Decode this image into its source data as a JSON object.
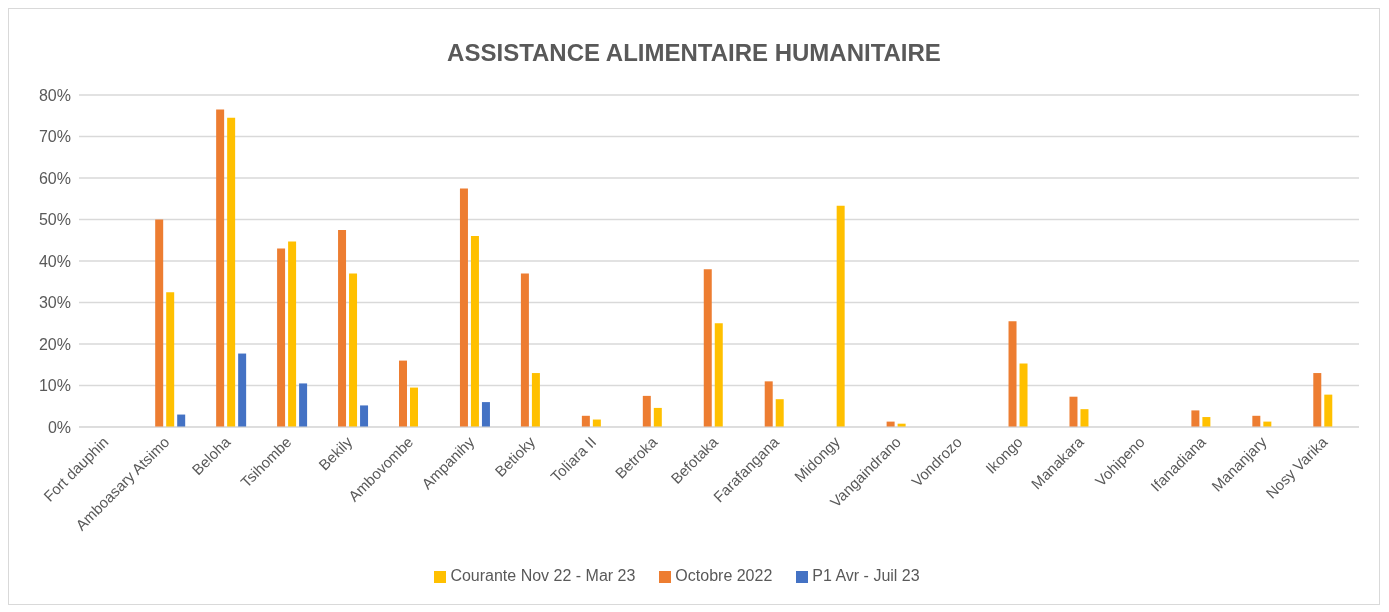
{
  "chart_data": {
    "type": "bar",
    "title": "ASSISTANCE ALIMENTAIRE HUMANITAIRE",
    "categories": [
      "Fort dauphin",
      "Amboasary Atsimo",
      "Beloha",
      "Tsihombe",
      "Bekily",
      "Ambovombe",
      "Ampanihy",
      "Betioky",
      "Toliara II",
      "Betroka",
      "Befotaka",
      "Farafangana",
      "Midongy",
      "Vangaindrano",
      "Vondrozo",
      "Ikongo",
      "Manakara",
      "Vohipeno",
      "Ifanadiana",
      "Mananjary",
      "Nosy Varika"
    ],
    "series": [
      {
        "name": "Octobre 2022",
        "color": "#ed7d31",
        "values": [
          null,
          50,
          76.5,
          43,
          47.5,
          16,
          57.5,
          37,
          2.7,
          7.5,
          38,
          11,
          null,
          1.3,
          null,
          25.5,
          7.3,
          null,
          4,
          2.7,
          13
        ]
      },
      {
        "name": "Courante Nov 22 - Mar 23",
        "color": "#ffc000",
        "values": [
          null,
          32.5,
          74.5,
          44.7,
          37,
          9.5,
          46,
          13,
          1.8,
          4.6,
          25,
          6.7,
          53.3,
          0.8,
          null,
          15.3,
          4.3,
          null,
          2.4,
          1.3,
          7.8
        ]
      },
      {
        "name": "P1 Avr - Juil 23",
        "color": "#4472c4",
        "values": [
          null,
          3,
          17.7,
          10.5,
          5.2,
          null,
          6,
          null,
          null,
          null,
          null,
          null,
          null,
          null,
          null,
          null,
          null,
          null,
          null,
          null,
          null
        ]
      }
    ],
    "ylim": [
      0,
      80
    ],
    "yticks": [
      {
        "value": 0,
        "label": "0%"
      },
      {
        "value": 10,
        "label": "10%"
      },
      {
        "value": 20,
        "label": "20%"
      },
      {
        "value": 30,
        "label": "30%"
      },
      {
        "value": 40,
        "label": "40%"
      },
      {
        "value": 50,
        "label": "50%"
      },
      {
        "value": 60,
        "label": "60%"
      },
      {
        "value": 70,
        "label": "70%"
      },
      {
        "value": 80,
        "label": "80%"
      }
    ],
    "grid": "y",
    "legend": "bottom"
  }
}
* * *
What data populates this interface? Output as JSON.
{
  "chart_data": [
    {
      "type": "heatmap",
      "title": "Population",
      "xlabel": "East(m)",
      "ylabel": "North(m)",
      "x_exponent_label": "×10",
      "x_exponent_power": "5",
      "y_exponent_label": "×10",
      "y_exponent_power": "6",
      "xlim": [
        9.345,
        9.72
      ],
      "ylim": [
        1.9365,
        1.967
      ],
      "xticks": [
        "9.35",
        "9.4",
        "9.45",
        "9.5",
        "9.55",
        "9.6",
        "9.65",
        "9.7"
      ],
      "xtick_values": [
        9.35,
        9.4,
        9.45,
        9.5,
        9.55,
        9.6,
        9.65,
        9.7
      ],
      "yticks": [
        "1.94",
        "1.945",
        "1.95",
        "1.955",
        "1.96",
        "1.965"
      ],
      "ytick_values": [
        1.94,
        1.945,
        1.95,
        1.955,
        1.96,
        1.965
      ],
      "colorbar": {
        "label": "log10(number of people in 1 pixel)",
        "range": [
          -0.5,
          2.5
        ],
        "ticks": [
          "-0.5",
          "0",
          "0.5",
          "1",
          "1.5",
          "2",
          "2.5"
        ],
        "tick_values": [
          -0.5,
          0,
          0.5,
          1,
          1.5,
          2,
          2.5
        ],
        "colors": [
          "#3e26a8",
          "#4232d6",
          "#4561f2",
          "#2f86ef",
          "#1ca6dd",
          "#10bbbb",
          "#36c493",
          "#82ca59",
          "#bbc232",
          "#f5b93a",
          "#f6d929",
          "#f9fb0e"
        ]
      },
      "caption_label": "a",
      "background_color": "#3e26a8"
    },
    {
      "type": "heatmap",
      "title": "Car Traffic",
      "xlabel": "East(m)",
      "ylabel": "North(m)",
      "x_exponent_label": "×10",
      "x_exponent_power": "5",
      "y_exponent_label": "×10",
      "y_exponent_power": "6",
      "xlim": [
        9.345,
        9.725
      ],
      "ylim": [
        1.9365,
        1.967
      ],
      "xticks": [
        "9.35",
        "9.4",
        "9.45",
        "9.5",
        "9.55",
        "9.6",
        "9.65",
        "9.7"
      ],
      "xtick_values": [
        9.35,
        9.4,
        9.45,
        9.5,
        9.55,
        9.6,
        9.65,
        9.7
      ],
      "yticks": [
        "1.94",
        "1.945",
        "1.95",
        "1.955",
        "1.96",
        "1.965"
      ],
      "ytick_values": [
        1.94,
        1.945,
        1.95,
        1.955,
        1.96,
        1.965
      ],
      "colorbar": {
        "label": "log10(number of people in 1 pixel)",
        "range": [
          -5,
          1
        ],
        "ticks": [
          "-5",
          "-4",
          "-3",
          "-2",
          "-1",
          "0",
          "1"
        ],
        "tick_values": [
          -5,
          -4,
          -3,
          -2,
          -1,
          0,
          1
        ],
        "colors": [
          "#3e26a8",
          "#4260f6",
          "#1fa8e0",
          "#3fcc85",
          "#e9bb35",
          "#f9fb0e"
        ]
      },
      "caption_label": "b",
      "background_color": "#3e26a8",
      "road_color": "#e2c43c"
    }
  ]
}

__PROMPT__: Pick out the lines that have the word "name". Copy them all.

__WRITTEN SOLUTION__:
        "name": "Octobre 2022",
        "name": "Courante Nov 22 - Mar 23",
        "name": "P1 Avr - Juil 23",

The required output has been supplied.